EXERCISE REQUIREMENTS:
Reproduce the listing below without any change.

─── EXERCISE MATERIALS ───

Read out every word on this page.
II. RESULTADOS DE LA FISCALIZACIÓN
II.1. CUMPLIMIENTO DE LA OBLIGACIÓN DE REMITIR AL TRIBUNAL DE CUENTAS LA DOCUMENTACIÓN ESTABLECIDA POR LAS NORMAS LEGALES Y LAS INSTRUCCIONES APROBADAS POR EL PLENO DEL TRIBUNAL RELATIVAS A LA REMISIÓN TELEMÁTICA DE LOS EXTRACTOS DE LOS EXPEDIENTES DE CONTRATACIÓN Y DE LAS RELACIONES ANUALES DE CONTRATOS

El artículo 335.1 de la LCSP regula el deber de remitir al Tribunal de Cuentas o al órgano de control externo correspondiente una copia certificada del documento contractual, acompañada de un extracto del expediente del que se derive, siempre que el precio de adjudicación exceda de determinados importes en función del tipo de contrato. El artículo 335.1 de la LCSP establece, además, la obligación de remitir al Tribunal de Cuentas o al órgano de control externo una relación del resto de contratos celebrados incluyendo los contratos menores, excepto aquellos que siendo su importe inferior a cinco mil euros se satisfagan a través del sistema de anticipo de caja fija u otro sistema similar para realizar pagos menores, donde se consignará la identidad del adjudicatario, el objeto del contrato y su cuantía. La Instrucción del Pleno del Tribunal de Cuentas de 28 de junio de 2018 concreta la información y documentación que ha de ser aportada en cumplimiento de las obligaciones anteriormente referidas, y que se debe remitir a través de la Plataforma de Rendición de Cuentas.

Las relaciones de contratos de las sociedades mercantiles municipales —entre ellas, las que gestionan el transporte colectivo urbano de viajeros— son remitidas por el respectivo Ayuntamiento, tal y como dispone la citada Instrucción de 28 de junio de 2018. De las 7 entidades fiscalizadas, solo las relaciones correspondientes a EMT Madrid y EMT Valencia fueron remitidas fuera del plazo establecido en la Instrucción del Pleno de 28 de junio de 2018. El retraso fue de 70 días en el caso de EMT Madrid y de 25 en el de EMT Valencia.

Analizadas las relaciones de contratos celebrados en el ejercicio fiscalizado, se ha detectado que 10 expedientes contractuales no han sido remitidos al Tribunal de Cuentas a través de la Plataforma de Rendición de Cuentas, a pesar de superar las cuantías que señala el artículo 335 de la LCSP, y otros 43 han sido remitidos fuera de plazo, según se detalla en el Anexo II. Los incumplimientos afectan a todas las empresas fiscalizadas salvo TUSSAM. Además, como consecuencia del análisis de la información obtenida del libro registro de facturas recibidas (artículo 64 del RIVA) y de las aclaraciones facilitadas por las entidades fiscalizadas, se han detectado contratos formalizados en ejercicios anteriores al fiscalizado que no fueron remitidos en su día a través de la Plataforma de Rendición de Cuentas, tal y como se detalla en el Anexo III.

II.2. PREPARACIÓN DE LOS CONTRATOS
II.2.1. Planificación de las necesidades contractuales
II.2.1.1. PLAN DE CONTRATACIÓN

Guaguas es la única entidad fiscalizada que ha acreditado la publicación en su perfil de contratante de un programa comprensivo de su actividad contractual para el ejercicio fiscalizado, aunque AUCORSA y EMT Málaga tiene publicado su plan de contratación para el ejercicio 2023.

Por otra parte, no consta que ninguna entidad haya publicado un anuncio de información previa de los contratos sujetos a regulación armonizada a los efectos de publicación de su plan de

───

SOLUTION TO THE PROBLEM:
Read out every word on this page.
II. RESULTADOS DE LA FISCALIZACIÓN
II.1. CUMPLIMIENTO DE LA OBLIGACIÓN DE REMITIR AL TRIBUNAL DE CUENTAS LA DOCUMENTACIÓN ESTABLECIDA POR LAS NORMAS LEGALES Y LAS INSTRUCCIONES APROBADAS POR EL PLENO DEL TRIBUNAL RELATIVAS A LA REMISIÓN TELEMÁTICA DE LOS EXTRACTOS DE LOS EXPEDIENTES DE CONTRATACIÓN Y DE LAS RELACIONES ANUALES DE CONTRATOS

El artículo 335.1 de la LCSP regula el deber de remitir al Tribunal de Cuentas o al órgano de control externo correspondiente una copia certificada del documento contractual, acompañada de un extracto del expediente del que se derive, siempre que el precio de adjudicación exceda de determinados importes en función del tipo de contrato. El artículo 335.1 de la LCSP establece, además, la obligación de remitir al Tribunal de Cuentas o al órgano de control externo una relación del resto de contratos celebrados incluyendo los contratos menores, excepto aquellos que siendo su importe inferior a cinco mil euros se satisfagan a través del sistema de anticipo de caja fija u otro sistema similar para realizar pagos menores, donde se consignará la identidad del adjudicatario, el objeto del contrato y su cuantía. La Instrucción del Pleno del Tribunal de Cuentas de 28 de junio de 2018 concreta la información y documentación que ha de ser aportada en cumplimiento de las obligaciones anteriormente referidas, y que se debe remitir a través de la Plataforma de Rendición de Cuentas.

Las relaciones de contratos de las sociedades mercantiles municipales —entre ellas, las que gestionan el transporte colectivo urbano de viajeros— son remitidas por el respectivo Ayuntamiento, tal y como dispone la citada Instrucción de 28 de junio de 2018. De las 7 entidades fiscalizadas, solo las relaciones correspondientes a EMT Madrid y EMT Valencia fueron remitidas fuera del plazo establecido en la Instrucción del Pleno de 28 de junio de 2018. El retraso fue de 70 días en el caso de EMT Madrid y de 25 en el de EMT Valencia.

Analizadas las relaciones de contratos celebrados en el ejercicio fiscalizado, se ha detectado que 10 expedientes contractuales no han sido remitidos al Tribunal de Cuentas a través de la Plataforma de Rendición de Cuentas, a pesar de superar las cuantías que señala el artículo 335 de la LCSP, y otros 43 han sido remitidos fuera de plazo, según se detalla en el Anexo II. Los incumplimientos afectan a todas las empresas fiscalizadas salvo TUSSAM. Además, como consecuencia del análisis de la información obtenida del libro registro de facturas recibidas (artículo 64 del RIVA) y de las aclaraciones facilitadas por las entidades fiscalizadas, se han detectado contratos formalizados en ejercicios anteriores al fiscalizado que no fueron remitidos en su día a través de la Plataforma de Rendición de Cuentas, tal y como se detalla en el Anexo III.

II.2. PREPARACIÓN DE LOS CONTRATOS
II.2.1. Planificación de las necesidades contractuales
II.2.1.1. PLAN DE CONTRATACIÓN

Guaguas es la única entidad fiscalizada que ha acreditado la publicación en su perfil de contratante de un programa comprensivo de su actividad contractual para el ejercicio fiscalizado, aunque AUCORSA y EMT Málaga tiene publicado su plan de contratación para el ejercicio 2023.

Por otra parte, no consta que ninguna entidad haya publicado un anuncio de información previa de los contratos sujetos a regulación armonizada a los efectos de publicación de su plan de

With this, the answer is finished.